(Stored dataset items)

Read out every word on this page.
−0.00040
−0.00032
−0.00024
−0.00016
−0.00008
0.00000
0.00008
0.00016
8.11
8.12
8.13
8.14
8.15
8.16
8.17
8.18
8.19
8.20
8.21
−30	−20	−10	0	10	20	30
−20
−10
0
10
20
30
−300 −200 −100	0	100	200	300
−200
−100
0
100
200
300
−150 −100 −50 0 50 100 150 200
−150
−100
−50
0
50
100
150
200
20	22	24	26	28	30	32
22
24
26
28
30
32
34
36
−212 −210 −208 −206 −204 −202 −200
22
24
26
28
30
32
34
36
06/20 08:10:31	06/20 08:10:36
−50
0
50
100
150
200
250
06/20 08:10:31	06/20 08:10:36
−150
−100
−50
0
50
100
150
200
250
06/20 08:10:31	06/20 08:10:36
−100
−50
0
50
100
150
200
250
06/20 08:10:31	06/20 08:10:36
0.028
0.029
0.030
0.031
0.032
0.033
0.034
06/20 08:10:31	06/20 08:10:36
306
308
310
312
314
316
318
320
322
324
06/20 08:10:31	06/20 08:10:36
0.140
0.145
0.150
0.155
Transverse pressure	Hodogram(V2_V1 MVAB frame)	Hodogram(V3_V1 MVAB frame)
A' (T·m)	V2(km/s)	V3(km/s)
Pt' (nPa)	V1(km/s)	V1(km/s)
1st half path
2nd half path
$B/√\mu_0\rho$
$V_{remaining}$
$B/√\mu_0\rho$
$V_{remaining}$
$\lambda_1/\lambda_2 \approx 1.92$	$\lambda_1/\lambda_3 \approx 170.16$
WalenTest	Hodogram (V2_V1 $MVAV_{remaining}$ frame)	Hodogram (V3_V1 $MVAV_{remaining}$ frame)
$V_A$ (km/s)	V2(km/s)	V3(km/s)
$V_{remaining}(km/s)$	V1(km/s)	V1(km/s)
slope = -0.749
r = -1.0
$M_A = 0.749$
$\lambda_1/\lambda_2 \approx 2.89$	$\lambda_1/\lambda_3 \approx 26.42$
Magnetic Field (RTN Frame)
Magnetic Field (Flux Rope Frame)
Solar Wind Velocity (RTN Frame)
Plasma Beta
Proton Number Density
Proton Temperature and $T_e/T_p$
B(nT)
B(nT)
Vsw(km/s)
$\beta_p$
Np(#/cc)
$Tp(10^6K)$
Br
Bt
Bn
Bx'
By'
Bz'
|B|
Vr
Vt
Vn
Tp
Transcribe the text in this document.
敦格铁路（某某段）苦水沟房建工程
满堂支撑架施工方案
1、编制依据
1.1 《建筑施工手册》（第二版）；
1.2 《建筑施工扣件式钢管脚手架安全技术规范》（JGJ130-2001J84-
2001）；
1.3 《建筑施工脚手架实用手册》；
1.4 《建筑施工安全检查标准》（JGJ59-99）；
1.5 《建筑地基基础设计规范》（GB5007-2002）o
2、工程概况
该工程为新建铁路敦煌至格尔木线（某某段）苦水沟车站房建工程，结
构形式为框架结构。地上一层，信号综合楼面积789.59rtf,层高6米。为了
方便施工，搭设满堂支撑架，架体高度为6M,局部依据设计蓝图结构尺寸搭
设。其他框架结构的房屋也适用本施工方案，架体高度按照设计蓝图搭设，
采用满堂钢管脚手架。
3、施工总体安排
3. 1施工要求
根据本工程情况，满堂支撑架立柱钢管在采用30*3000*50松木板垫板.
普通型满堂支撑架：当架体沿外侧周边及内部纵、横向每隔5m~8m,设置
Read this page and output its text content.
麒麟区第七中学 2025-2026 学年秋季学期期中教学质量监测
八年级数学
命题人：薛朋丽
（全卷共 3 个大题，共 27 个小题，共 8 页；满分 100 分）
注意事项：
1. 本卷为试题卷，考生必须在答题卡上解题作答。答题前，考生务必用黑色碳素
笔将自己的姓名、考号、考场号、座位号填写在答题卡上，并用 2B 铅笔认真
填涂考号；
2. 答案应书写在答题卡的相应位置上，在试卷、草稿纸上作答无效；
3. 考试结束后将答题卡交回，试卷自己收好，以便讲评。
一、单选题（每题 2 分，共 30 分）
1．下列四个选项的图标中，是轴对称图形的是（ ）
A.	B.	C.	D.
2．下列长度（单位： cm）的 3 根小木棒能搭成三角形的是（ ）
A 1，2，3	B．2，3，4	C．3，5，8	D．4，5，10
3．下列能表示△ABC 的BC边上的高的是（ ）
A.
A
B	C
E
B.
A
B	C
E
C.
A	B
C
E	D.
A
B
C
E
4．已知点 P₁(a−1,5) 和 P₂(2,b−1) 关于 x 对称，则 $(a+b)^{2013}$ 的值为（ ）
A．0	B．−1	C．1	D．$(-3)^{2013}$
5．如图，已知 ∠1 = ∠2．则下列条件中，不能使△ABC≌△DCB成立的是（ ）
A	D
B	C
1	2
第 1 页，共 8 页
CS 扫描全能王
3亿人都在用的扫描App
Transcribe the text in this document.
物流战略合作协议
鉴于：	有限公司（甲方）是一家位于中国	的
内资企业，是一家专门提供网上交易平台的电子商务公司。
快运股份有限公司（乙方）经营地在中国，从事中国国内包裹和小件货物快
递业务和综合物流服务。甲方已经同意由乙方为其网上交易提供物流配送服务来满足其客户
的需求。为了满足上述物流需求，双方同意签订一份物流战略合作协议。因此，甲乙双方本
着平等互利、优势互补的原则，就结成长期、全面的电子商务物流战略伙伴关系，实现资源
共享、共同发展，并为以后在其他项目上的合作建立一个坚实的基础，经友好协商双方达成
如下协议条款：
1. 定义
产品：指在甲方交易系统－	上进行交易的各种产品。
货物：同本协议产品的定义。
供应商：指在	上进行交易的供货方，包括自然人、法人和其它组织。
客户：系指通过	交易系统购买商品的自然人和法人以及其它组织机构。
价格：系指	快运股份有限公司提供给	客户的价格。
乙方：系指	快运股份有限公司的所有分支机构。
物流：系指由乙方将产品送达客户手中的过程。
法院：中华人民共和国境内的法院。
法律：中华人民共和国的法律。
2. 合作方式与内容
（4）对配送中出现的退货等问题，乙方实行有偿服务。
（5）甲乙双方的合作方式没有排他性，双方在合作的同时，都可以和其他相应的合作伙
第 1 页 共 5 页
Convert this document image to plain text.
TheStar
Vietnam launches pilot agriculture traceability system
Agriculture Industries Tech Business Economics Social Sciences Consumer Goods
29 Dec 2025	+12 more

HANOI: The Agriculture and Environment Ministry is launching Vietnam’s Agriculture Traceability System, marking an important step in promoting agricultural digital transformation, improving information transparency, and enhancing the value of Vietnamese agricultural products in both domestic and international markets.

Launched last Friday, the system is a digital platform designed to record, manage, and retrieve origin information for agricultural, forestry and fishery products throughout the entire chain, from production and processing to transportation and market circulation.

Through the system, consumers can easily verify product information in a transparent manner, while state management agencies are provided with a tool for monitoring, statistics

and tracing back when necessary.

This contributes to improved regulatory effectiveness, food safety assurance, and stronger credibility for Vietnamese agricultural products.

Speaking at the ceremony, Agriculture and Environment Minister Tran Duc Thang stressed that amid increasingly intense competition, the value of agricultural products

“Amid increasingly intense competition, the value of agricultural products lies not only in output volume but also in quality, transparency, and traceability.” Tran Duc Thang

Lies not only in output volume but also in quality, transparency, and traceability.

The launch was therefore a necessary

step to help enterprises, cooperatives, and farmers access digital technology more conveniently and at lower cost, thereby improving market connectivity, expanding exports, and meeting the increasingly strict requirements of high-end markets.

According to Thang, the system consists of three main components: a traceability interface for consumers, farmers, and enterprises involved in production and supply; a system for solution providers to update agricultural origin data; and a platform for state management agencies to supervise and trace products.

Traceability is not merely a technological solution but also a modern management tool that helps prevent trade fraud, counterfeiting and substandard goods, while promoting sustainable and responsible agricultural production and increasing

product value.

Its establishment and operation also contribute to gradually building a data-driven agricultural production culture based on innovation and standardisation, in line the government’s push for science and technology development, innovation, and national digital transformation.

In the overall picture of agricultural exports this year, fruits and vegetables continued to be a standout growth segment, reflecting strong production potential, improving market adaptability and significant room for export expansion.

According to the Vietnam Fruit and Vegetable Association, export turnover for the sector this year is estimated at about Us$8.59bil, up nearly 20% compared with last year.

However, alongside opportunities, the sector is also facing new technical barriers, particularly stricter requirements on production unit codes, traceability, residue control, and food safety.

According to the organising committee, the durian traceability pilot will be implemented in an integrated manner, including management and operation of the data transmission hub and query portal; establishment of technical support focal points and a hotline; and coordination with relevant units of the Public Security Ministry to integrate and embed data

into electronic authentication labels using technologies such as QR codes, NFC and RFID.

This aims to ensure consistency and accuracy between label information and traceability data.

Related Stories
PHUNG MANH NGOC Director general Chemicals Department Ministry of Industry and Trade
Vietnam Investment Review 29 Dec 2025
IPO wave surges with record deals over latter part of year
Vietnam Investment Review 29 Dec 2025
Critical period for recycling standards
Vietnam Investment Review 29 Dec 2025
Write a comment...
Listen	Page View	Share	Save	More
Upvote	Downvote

» GOAL: Give the count of lines holding the word "technology", with no other words.

» ANSWER BELOW: 2